Repeat every line exactly, keeping the pictures out of the copy.

[Recorded data]

______

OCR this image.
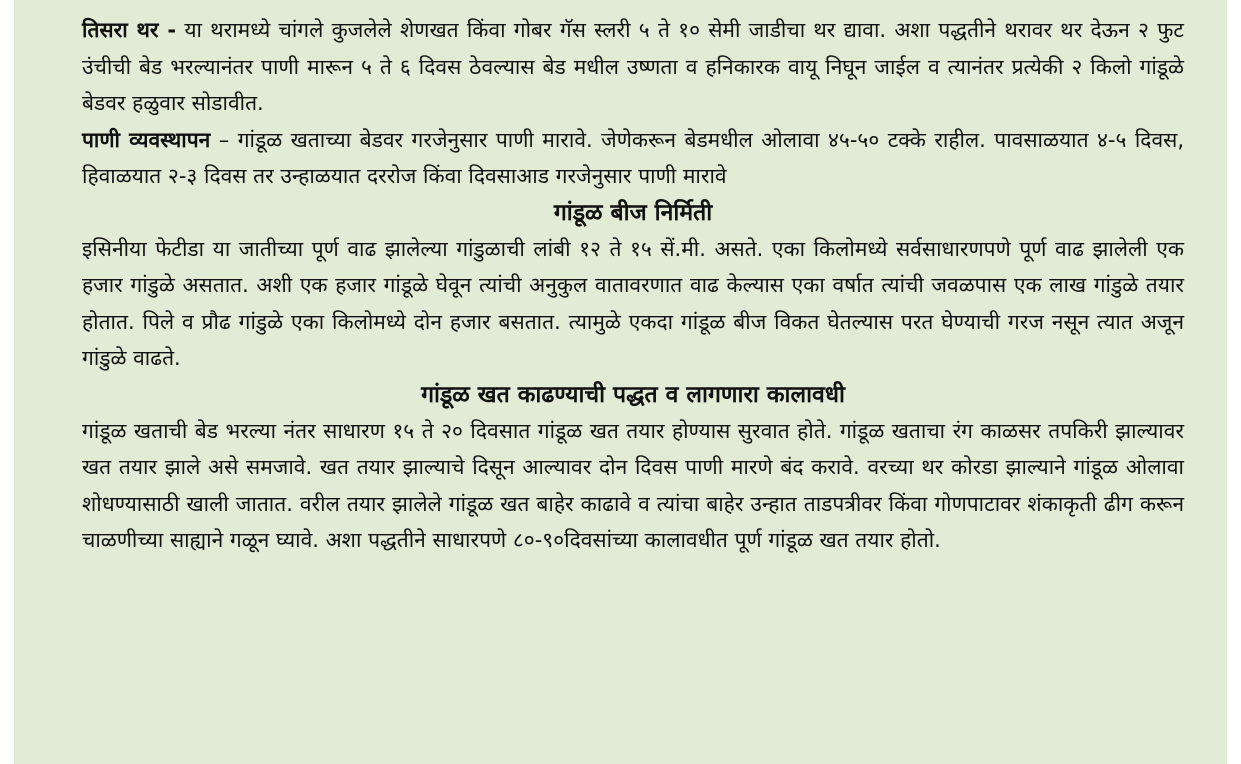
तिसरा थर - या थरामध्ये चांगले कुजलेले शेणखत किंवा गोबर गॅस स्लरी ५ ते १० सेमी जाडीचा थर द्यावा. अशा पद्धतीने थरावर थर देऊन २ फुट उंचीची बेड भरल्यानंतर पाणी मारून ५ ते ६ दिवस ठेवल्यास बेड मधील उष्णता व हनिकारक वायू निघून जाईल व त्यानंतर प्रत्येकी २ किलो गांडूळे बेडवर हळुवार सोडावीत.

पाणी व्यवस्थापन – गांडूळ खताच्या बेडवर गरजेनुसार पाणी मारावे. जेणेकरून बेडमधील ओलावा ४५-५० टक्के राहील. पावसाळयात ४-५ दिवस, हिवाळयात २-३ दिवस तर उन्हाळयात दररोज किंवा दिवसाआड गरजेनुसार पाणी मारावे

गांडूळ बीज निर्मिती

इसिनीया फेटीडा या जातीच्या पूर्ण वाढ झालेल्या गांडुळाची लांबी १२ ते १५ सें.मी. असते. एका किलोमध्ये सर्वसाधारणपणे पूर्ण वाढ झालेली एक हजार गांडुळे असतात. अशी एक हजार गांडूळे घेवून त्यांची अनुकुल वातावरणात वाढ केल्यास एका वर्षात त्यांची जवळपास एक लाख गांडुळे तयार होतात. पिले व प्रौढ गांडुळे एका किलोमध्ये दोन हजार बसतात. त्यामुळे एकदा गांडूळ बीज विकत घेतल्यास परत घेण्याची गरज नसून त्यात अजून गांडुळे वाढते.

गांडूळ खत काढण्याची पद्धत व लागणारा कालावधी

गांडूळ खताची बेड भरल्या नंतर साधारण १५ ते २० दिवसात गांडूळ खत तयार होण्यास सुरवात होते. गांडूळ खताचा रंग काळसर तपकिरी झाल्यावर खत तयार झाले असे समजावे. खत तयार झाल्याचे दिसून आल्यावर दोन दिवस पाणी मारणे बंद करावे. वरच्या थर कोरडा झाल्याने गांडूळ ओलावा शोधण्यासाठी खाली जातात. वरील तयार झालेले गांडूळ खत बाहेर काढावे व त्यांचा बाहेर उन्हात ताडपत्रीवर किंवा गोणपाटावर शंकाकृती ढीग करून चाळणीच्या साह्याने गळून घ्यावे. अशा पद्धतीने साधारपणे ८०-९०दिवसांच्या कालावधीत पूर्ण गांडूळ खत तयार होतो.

______

**Expected answer:**
OCR this image.
तिसरा थर - या थरामध्ये चांगले कुजलेले शेणखत किंवा गोबर गॅस स्लरी ५ ते १० सेमी जाडीचा थर द्यावा. अशा पद्धतीने थरावर थर देऊन २ फुट उंचीची बेड भरल्यानंतर पाणी मारून ५ ते ६ दिवस ठेवल्यास बेड मधील उष्णता व हनिकारक वायू निघून जाईल व त्यानंतर प्रत्येकी २ किलो गांडूळे बेडवर हळुवार सोडावीत.

पाणी व्यवस्थापन – गांडूळ खताच्या बेडवर गरजेनुसार पाणी मारावे. जेणेकरून बेडमधील ओलावा ४५-५० टक्के राहील. पावसाळयात ४-५ दिवस, हिवाळयात २-३ दिवस तर उन्हाळयात दररोज किंवा दिवसाआड गरजेनुसार पाणी मारावे

गांडूळ बीज निर्मिती

इसिनीया फेटीडा या जातीच्या पूर्ण वाढ झालेल्या गांडुळाची लांबी १२ ते १५ सें.मी. असते. एका किलोमध्ये सर्वसाधारणपणे पूर्ण वाढ झालेली एक हजार गांडुळे असतात. अशी एक हजार गांडूळे घेवून त्यांची अनुकुल वातावरणात वाढ केल्यास एका वर्षात त्यांची जवळपास एक लाख गांडुळे तयार होतात. पिले व प्रौढ गांडुळे एका किलोमध्ये दोन हजार बसतात. त्यामुळे एकदा गांडूळ बीज विकत घेतल्यास परत घेण्याची गरज नसून त्यात अजून गांडुळे वाढते.

गांडूळ खत काढण्याची पद्धत व लागणारा कालावधी

गांडूळ खताची बेड भरल्या नंतर साधारण १५ ते २० दिवसात गांडूळ खत तयार होण्यास सुरवात होते. गांडूळ खताचा रंग काळसर तपकिरी झाल्यावर खत तयार झाले असे समजावे. खत तयार झाल्याचे दिसून आल्यावर दोन दिवस पाणी मारणे बंद करावे. वरच्या थर कोरडा झाल्याने गांडूळ ओलावा शोधण्यासाठी खाली जातात. वरील तयार झालेले गांडूळ खत बाहेर काढावे व त्यांचा बाहेर उन्हात ताडपत्रीवर किंवा गोणपाटावर शंकाकृती ढीग करून चाळणीच्या साह्याने गळून घ्यावे. अशा पद्धतीने साधारपणे ८०-९०दिवसांच्या कालावधीत पूर्ण गांडूळ खत तयार होतो.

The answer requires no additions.